• **Directions**
Restate the listing that follows word for word, without its pictures.

• **Material for this exercise**
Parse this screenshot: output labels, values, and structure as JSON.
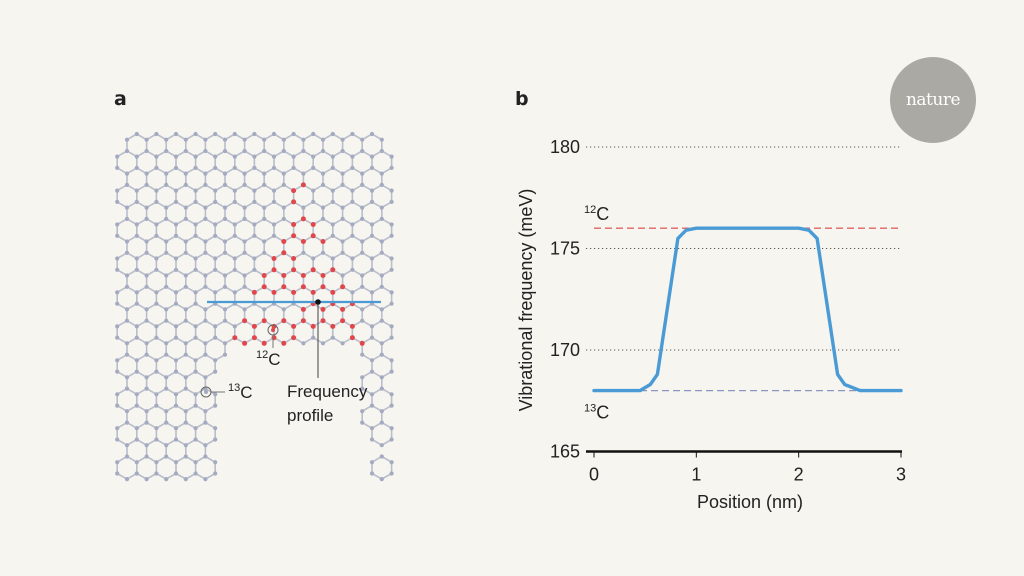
{
  "panel_a": {
    "label": "a",
    "c12_label": {
      "sup": "12",
      "base": "C"
    },
    "c13_label": {
      "sup": "13",
      "base": "C"
    },
    "profile_label_line1": "Frequency",
    "profile_label_line2": "profile",
    "colors": {
      "lattice": "#a4aac0",
      "c12_atoms": "#e0474c",
      "profile_line": "#4a9ad6"
    }
  },
  "panel_b": {
    "label": "b"
  },
  "logo": {
    "text": "nature"
  },
  "chart_data": {
    "type": "line",
    "title": "",
    "xlabel": "Position (nm)",
    "ylabel": "Vibrational frequency (meV)",
    "xlim": [
      0,
      3
    ],
    "ylim": [
      165,
      180
    ],
    "xticks": [
      "0",
      "1",
      "2",
      "3"
    ],
    "yticks": [
      "165",
      "170",
      "175",
      "180"
    ],
    "grid": "dotted horizontal at 170, 175, 180",
    "series": [
      {
        "name": "Frequency profile",
        "color": "#4a9ad6",
        "x": [
          0,
          0.45,
          0.55,
          0.62,
          0.82,
          0.9,
          1.0,
          2.0,
          2.1,
          2.18,
          2.38,
          2.45,
          2.6,
          3.0
        ],
        "y": [
          168,
          168,
          168.3,
          168.8,
          175.5,
          175.9,
          176,
          176,
          175.9,
          175.5,
          168.8,
          168.3,
          168,
          168
        ]
      }
    ],
    "reference_lines": [
      {
        "label_sup": "12",
        "label_base": "C",
        "y": 176,
        "x_range": [
          0,
          3
        ],
        "color": "#e06464",
        "style": "dashed"
      },
      {
        "label_sup": "13",
        "label_base": "C",
        "y": 168,
        "x_range": [
          0.45,
          2.6
        ],
        "color": "#8a96bf",
        "style": "dashed"
      }
    ]
  }
}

• **Exercise result**
Parse this screenshot: output labels, values, and structure as JSON.
{
  "panel_a": {
    "label": "a",
    "c12_label": {
      "sup": "12",
      "base": "C"
    },
    "c13_label": {
      "sup": "13",
      "base": "C"
    },
    "profile_label_line1": "Frequency",
    "profile_label_line2": "profile",
    "colors": {
      "lattice": "#a4aac0",
      "c12_atoms": "#e0474c",
      "profile_line": "#4a9ad6"
    }
  },
  "panel_b": {
    "label": "b"
  },
  "logo": {
    "text": "nature"
  },
  "chart_data": {
    "type": "line",
    "title": "",
    "xlabel": "Position (nm)",
    "ylabel": "Vibrational frequency (meV)",
    "xlim": [
      0,
      3
    ],
    "ylim": [
      165,
      180
    ],
    "xticks": [
      "0",
      "1",
      "2",
      "3"
    ],
    "yticks": [
      "165",
      "170",
      "175",
      "180"
    ],
    "grid": "dotted horizontal at 170, 175, 180",
    "series": [
      {
        "name": "Frequency profile",
        "color": "#4a9ad6",
        "x": [
          0,
          0.45,
          0.55,
          0.62,
          0.82,
          0.9,
          1.0,
          2.0,
          2.1,
          2.18,
          2.38,
          2.45,
          2.6,
          3.0
        ],
        "y": [
          168,
          168,
          168.3,
          168.8,
          175.5,
          175.9,
          176,
          176,
          175.9,
          175.5,
          168.8,
          168.3,
          168,
          168
        ]
      }
    ],
    "reference_lines": [
      {
        "label_sup": "12",
        "label_base": "C",
        "y": 176,
        "x_range": [
          0,
          3
        ],
        "color": "#e06464",
        "style": "dashed"
      },
      {
        "label_sup": "13",
        "label_base": "C",
        "y": 168,
        "x_range": [
          0.45,
          2.6
        ],
        "color": "#8a96bf",
        "style": "dashed"
      }
    ]
  }
}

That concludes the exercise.